* WORK TO BE COMPLETED
Copy every line of the items below word for word.

* ENTRIES SUPPLIED
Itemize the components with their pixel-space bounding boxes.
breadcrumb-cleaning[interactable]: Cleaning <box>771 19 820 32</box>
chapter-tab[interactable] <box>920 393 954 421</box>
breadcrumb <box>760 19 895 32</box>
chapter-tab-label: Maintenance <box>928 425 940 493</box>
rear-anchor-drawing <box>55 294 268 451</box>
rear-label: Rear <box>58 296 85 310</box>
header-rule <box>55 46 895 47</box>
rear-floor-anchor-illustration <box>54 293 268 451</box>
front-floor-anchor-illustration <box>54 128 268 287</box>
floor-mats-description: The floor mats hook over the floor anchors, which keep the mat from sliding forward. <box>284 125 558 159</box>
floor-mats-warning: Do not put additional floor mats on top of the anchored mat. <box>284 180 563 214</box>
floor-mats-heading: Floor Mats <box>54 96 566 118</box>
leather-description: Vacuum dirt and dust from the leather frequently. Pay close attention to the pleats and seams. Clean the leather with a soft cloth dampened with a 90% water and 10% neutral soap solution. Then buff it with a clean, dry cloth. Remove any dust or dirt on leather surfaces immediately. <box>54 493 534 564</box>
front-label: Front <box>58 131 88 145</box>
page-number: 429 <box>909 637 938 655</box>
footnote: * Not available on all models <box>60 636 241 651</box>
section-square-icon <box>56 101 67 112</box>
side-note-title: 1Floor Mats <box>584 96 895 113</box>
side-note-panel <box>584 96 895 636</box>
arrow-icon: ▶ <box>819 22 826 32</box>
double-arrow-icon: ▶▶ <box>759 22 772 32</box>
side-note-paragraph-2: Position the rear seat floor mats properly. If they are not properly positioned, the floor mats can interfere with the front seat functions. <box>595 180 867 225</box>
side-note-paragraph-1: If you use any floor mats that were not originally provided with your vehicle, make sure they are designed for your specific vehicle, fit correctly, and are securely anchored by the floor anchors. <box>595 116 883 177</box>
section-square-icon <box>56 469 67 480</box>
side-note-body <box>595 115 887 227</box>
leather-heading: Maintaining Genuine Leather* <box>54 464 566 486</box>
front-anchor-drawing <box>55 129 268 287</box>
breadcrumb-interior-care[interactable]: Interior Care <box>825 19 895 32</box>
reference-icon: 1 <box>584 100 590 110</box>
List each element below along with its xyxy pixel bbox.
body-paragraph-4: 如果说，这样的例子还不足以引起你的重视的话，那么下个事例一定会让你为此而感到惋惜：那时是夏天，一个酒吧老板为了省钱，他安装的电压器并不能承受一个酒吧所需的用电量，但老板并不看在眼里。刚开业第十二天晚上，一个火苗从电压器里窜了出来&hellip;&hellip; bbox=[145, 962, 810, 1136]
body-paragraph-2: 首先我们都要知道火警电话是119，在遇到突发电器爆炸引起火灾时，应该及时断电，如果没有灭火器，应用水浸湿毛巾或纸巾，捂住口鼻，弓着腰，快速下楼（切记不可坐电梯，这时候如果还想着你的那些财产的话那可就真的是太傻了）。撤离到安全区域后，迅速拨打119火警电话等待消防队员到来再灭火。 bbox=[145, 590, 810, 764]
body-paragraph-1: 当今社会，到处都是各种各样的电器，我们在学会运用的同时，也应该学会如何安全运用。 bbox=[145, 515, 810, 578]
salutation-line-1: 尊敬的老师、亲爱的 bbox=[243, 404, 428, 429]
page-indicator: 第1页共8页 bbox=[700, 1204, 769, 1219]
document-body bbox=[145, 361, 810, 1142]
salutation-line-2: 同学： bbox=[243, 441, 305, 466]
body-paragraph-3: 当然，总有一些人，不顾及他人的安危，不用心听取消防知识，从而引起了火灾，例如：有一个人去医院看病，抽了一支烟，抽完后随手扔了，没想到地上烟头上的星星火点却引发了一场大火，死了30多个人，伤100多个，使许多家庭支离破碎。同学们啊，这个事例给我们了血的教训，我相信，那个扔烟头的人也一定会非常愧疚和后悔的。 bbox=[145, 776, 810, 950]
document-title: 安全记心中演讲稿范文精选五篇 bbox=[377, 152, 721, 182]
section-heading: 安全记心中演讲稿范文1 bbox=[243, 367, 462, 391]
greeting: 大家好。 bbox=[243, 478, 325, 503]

* TASK ANSWER
Itemize the components with their pixel-space bounding boxes.
breadcrumb-cleaning[interactable]: Cleaning <box>771 19 820 32</box>
chapter-tab[interactable] <box>920 393 954 421</box>
breadcrumb <box>760 19 895 32</box>
chapter-tab-label: Maintenance <box>928 425 940 493</box>
rear-anchor-drawing <box>55 294 268 451</box>
rear-label: Rear <box>58 296 85 310</box>
header-rule <box>55 46 895 47</box>
rear-floor-anchor-illustration <box>54 293 268 451</box>
front-floor-anchor-illustration <box>54 128 268 287</box>
floor-mats-description: The floor mats hook over the floor anchors, which keep the mat from sliding forward. <box>284 125 558 159</box>
floor-mats-warning: Do not put additional floor mats on top of the anchored mat. <box>284 180 563 214</box>
floor-mats-heading: Floor Mats <box>54 96 566 118</box>
leather-description: Vacuum dirt and dust from the leather frequently. Pay close attention to the pleats and seams. Clean the leather with a soft cloth dampened with a 90% water and 10% neutral soap solution. Then buff it with a clean, dry cloth. Remove any dust or dirt on leather surfaces immediately. <box>54 493 534 564</box>
front-label: Front <box>58 131 88 145</box>
page-number: 429 <box>909 637 938 655</box>
footnote: * Not available on all models <box>60 636 241 651</box>
section-square-icon <box>56 101 67 112</box>
side-note-title: 1Floor Mats <box>584 96 895 113</box>
side-note-panel <box>584 96 895 636</box>
arrow-icon: ▶ <box>819 22 826 32</box>
double-arrow-icon: ▶▶ <box>759 22 772 32</box>
side-note-paragraph-2: Position the rear seat floor mats properly. If they are not properly positioned, the floor mats can interfere with the front seat functions. <box>595 180 867 225</box>
side-note-paragraph-1: If you use any floor mats that were not originally provided with your vehicle, make sure they are designed for your specific vehicle, fit correctly, and are securely anchored by the floor anchors. <box>595 116 883 177</box>
section-square-icon <box>56 469 67 480</box>
side-note-body <box>595 115 887 227</box>
leather-heading: Maintaining Genuine Leather* <box>54 464 566 486</box>
front-anchor-drawing <box>55 129 268 287</box>
breadcrumb-interior-care[interactable]: Interior Care <box>825 19 895 32</box>
reference-icon: 1 <box>584 100 590 110</box>
List each element below along with its xyxy pixel bbox.
body-paragraph-4: 如果说，这样的例子还不足以引起你的重视的话，那么下个事例一定会让你为此而感到惋惜：那时是夏天，一个酒吧老板为了省钱，他安装的电压器并不能承受一个酒吧所需的用电量，但老板并不看在眼里。刚开业第十二天晚上，一个火苗从电压器里窜了出来&hellip;&hellip; bbox=[145, 962, 810, 1136]
body-paragraph-2: 首先我们都要知道火警电话是119，在遇到突发电器爆炸引起火灾时，应该及时断电，如果没有灭火器，应用水浸湿毛巾或纸巾，捂住口鼻，弓着腰，快速下楼（切记不可坐电梯，这时候如果还想着你的那些财产的话那可就真的是太傻了）。撤离到安全区域后，迅速拨打119火警电话等待消防队员到来再灭火。 bbox=[145, 590, 810, 764]
body-paragraph-1: 当今社会，到处都是各种各样的电器，我们在学会运用的同时，也应该学会如何安全运用。 bbox=[145, 515, 810, 578]
salutation-line-1: 尊敬的老师、亲爱的 bbox=[243, 404, 428, 429]
page-indicator: 第1页共8页 bbox=[700, 1204, 769, 1219]
document-body bbox=[145, 361, 810, 1142]
salutation-line-2: 同学： bbox=[243, 441, 305, 466]
body-paragraph-3: 当然，总有一些人，不顾及他人的安危，不用心听取消防知识，从而引起了火灾，例如：有一个人去医院看病，抽了一支烟，抽完后随手扔了，没想到地上烟头上的星星火点却引发了一场大火，死了30多个人，伤100多个，使许多家庭支离破碎。同学们啊，这个事例给我们了血的教训，我相信，那个扔烟头的人也一定会非常愧疚和后悔的。 bbox=[145, 776, 810, 950]
document-title: 安全记心中演讲稿范文精选五篇 bbox=[377, 152, 721, 182]
section-heading: 安全记心中演讲稿范文1 bbox=[243, 367, 462, 391]
greeting: 大家好。 bbox=[243, 478, 325, 503]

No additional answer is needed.